# Start of Exercise materials

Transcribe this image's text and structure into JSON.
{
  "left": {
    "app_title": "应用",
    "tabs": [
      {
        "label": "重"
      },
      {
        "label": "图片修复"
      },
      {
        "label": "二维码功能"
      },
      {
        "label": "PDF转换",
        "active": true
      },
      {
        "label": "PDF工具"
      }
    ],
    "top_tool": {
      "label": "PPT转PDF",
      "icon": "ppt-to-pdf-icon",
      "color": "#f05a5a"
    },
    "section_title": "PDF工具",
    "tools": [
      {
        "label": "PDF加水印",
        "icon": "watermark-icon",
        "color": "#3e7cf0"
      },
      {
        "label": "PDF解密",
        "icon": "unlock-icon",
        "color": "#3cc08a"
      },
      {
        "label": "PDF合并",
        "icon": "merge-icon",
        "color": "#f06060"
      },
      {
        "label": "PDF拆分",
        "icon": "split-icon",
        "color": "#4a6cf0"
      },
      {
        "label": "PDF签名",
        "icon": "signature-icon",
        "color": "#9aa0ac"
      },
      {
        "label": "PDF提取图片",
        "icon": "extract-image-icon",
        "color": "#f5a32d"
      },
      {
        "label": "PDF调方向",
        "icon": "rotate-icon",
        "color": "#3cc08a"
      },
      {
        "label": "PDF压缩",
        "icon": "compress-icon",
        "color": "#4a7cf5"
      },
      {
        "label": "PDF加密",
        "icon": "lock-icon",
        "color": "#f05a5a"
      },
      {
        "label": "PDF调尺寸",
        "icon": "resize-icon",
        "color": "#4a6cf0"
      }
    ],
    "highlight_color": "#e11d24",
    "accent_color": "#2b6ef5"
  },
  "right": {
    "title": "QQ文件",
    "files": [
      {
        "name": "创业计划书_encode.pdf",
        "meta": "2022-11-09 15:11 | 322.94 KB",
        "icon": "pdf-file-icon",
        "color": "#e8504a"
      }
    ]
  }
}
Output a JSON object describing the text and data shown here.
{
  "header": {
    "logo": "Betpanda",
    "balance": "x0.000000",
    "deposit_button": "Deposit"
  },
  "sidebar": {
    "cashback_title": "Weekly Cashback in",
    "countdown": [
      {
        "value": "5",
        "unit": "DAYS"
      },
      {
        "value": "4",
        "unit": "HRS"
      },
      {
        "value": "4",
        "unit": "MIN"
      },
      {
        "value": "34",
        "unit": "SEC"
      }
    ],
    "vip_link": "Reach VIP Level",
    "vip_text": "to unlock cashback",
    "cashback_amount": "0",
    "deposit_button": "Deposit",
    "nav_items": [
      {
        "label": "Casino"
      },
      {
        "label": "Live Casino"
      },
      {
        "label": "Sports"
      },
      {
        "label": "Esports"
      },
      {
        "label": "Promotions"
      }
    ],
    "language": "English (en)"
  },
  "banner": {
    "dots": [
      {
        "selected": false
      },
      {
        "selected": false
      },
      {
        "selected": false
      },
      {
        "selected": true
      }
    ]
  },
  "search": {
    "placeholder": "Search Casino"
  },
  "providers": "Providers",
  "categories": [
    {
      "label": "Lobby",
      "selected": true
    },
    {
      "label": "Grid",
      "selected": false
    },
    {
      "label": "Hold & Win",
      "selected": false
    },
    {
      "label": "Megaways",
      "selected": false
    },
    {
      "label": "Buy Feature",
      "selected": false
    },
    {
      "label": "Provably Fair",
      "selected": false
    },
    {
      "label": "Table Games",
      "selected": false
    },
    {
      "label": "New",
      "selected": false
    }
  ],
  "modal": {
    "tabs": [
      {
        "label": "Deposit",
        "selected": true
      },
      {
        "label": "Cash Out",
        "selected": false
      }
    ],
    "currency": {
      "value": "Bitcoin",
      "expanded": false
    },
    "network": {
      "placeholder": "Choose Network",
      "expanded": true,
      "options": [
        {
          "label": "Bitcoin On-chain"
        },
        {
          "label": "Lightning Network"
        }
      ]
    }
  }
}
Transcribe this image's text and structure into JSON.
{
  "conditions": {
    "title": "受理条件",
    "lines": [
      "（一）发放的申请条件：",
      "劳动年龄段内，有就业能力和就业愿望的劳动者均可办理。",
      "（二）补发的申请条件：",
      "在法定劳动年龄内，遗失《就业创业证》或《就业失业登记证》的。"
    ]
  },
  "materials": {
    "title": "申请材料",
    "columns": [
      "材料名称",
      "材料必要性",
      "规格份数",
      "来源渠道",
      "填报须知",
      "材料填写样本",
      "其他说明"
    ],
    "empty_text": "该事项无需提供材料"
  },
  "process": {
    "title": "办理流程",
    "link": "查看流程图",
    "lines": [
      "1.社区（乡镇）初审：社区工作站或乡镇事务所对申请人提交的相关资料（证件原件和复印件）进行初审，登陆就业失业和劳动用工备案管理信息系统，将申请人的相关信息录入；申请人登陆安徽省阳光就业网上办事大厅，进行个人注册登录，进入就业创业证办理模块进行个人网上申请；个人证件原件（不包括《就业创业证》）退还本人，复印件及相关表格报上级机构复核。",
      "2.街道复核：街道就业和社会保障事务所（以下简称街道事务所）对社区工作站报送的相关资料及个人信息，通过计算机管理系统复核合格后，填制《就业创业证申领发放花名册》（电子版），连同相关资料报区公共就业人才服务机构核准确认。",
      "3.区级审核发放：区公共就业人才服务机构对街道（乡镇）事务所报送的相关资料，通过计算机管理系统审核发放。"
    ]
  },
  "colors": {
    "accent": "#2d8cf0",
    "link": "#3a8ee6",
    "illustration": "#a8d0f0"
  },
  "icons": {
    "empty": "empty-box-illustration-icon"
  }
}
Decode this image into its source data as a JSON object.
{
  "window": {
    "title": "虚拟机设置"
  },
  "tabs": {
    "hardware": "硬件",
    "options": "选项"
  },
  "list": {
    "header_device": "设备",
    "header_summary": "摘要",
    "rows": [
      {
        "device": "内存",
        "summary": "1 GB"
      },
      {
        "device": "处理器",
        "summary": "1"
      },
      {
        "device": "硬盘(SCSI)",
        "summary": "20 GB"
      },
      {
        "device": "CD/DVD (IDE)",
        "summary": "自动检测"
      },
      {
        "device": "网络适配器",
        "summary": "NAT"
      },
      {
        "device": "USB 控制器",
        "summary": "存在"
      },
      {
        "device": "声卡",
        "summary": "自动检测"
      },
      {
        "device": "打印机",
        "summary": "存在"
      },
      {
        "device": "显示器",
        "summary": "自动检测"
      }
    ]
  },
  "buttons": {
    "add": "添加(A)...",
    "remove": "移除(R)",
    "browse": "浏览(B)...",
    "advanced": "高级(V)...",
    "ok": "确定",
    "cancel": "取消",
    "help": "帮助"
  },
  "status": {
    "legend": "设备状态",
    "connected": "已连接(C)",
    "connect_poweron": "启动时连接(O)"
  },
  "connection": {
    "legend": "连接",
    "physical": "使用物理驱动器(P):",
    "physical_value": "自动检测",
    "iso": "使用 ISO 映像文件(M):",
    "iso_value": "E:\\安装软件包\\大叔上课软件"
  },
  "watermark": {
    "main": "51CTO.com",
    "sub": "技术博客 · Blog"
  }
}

# End of Exercise materials

Written instruction:
Provide an exact reproduction of all the entries shown above.

Completed task:
Transcribe this image's text and structure into JSON.
{
  "left": {
    "app_title": "应用",
    "tabs": [
      {
        "label": "重"
      },
      {
        "label": "图片修复"
      },
      {
        "label": "二维码功能"
      },
      {
        "label": "PDF转换",
        "active": true
      },
      {
        "label": "PDF工具"
      }
    ],
    "top_tool": {
      "label": "PPT转PDF",
      "icon": "ppt-to-pdf-icon",
      "color": "#f05a5a"
    },
    "section_title": "PDF工具",
    "tools": [
      {
        "label": "PDF加水印",
        "icon": "watermark-icon",
        "color": "#3e7cf0"
      },
      {
        "label": "PDF解密",
        "icon": "unlock-icon",
        "color": "#3cc08a"
      },
      {
        "label": "PDF合并",
        "icon": "merge-icon",
        "color": "#f06060"
      },
      {
        "label": "PDF拆分",
        "icon": "split-icon",
        "color": "#4a6cf0"
      },
      {
        "label": "PDF签名",
        "icon": "signature-icon",
        "color": "#9aa0ac"
      },
      {
        "label": "PDF提取图片",
        "icon": "extract-image-icon",
        "color": "#f5a32d"
      },
      {
        "label": "PDF调方向",
        "icon": "rotate-icon",
        "color": "#3cc08a"
      },
      {
        "label": "PDF压缩",
        "icon": "compress-icon",
        "color": "#4a7cf5"
      },
      {
        "label": "PDF加密",
        "icon": "lock-icon",
        "color": "#f05a5a"
      },
      {
        "label": "PDF调尺寸",
        "icon": "resize-icon",
        "color": "#4a6cf0"
      }
    ],
    "highlight_color": "#e11d24",
    "accent_color": "#2b6ef5"
  },
  "right": {
    "title": "QQ文件",
    "files": [
      {
        "name": "创业计划书_encode.pdf",
        "meta": "2022-11-09 15:11 | 322.94 KB",
        "icon": "pdf-file-icon",
        "color": "#e8504a"
      }
    ]
  }
}
Output a JSON object describing the text and data shown here.
{
  "header": {
    "logo": "Betpanda",
    "balance": "x0.000000",
    "deposit_button": "Deposit"
  },
  "sidebar": {
    "cashback_title": "Weekly Cashback in",
    "countdown": [
      {
        "value": "5",
        "unit": "DAYS"
      },
      {
        "value": "4",
        "unit": "HRS"
      },
      {
        "value": "4",
        "unit": "MIN"
      },
      {
        "value": "34",
        "unit": "SEC"
      }
    ],
    "vip_link": "Reach VIP Level",
    "vip_text": "to unlock cashback",
    "cashback_amount": "0",
    "deposit_button": "Deposit",
    "nav_items": [
      {
        "label": "Casino"
      },
      {
        "label": "Live Casino"
      },
      {
        "label": "Sports"
      },
      {
        "label": "Esports"
      },
      {
        "label": "Promotions"
      }
    ],
    "language": "English (en)"
  },
  "banner": {
    "dots": [
      {
        "selected": false
      },
      {
        "selected": false
      },
      {
        "selected": false
      },
      {
        "selected": true
      }
    ]
  },
  "search": {
    "placeholder": "Search Casino"
  },
  "providers": "Providers",
  "categories": [
    {
      "label": "Lobby",
      "selected": true
    },
    {
      "label": "Grid",
      "selected": false
    },
    {
      "label": "Hold & Win",
      "selected": false
    },
    {
      "label": "Megaways",
      "selected": false
    },
    {
      "label": "Buy Feature",
      "selected": false
    },
    {
      "label": "Provably Fair",
      "selected": false
    },
    {
      "label": "Table Games",
      "selected": false
    },
    {
      "label": "New",
      "selected": false
    }
  ],
  "modal": {
    "tabs": [
      {
        "label": "Deposit",
        "selected": true
      },
      {
        "label": "Cash Out",
        "selected": false
      }
    ],
    "currency": {
      "value": "Bitcoin",
      "expanded": false
    },
    "network": {
      "placeholder": "Choose Network",
      "expanded": true,
      "options": [
        {
          "label": "Bitcoin On-chain"
        },
        {
          "label": "Lightning Network"
        }
      ]
    }
  }
}
Transcribe this image's text and structure into JSON.
{
  "conditions": {
    "title": "受理条件",
    "lines": [
      "（一）发放的申请条件：",
      "劳动年龄段内，有就业能力和就业愿望的劳动者均可办理。",
      "（二）补发的申请条件：",
      "在法定劳动年龄内，遗失《就业创业证》或《就业失业登记证》的。"
    ]
  },
  "materials": {
    "title": "申请材料",
    "columns": [
      "材料名称",
      "材料必要性",
      "规格份数",
      "来源渠道",
      "填报须知",
      "材料填写样本",
      "其他说明"
    ],
    "empty_text": "该事项无需提供材料"
  },
  "process": {
    "title": "办理流程",
    "link": "查看流程图",
    "lines": [
      "1.社区（乡镇）初审：社区工作站或乡镇事务所对申请人提交的相关资料（证件原件和复印件）进行初审，登陆就业失业和劳动用工备案管理信息系统，将申请人的相关信息录入；申请人登陆安徽省阳光就业网上办事大厅，进行个人注册登录，进入就业创业证办理模块进行个人网上申请；个人证件原件（不包括《就业创业证》）退还本人，复印件及相关表格报上级机构复核。",
      "2.街道复核：街道就业和社会保障事务所（以下简称街道事务所）对社区工作站报送的相关资料及个人信息，通过计算机管理系统复核合格后，填制《就业创业证申领发放花名册》（电子版），连同相关资料报区公共就业人才服务机构核准确认。",
      "3.区级审核发放：区公共就业人才服务机构对街道（乡镇）事务所报送的相关资料，通过计算机管理系统审核发放。"
    ]
  },
  "colors": {
    "accent": "#2d8cf0",
    "link": "#3a8ee6",
    "illustration": "#a8d0f0"
  },
  "icons": {
    "empty": "empty-box-illustration-icon"
  }
}
Decode this image into its source data as a JSON object.
{
  "window": {
    "title": "虚拟机设置"
  },
  "tabs": {
    "hardware": "硬件",
    "options": "选项"
  },
  "list": {
    "header_device": "设备",
    "header_summary": "摘要",
    "rows": [
      {
        "device": "内存",
        "summary": "1 GB"
      },
      {
        "device": "处理器",
        "summary": "1"
      },
      {
        "device": "硬盘(SCSI)",
        "summary": "20 GB"
      },
      {
        "device": "CD/DVD (IDE)",
        "summary": "自动检测"
      },
      {
        "device": "网络适配器",
        "summary": "NAT"
      },
      {
        "device": "USB 控制器",
        "summary": "存在"
      },
      {
        "device": "声卡",
        "summary": "自动检测"
      },
      {
        "device": "打印机",
        "summary": "存在"
      },
      {
        "device": "显示器",
        "summary": "自动检测"
      }
    ]
  },
  "buttons": {
    "add": "添加(A)...",
    "remove": "移除(R)",
    "browse": "浏览(B)...",
    "advanced": "高级(V)...",
    "ok": "确定",
    "cancel": "取消",
    "help": "帮助"
  },
  "status": {
    "legend": "设备状态",
    "connected": "已连接(C)",
    "connect_poweron": "启动时连接(O)"
  },
  "connection": {
    "legend": "连接",
    "physical": "使用物理驱动器(P):",
    "physical_value": "自动检测",
    "iso": "使用 ISO 映像文件(M):",
    "iso_value": "E:\\安装软件包\\大叔上课软件"
  },
  "watermark": {
    "main": "51CTO.com",
    "sub": "技术博客 · Blog"
  }
}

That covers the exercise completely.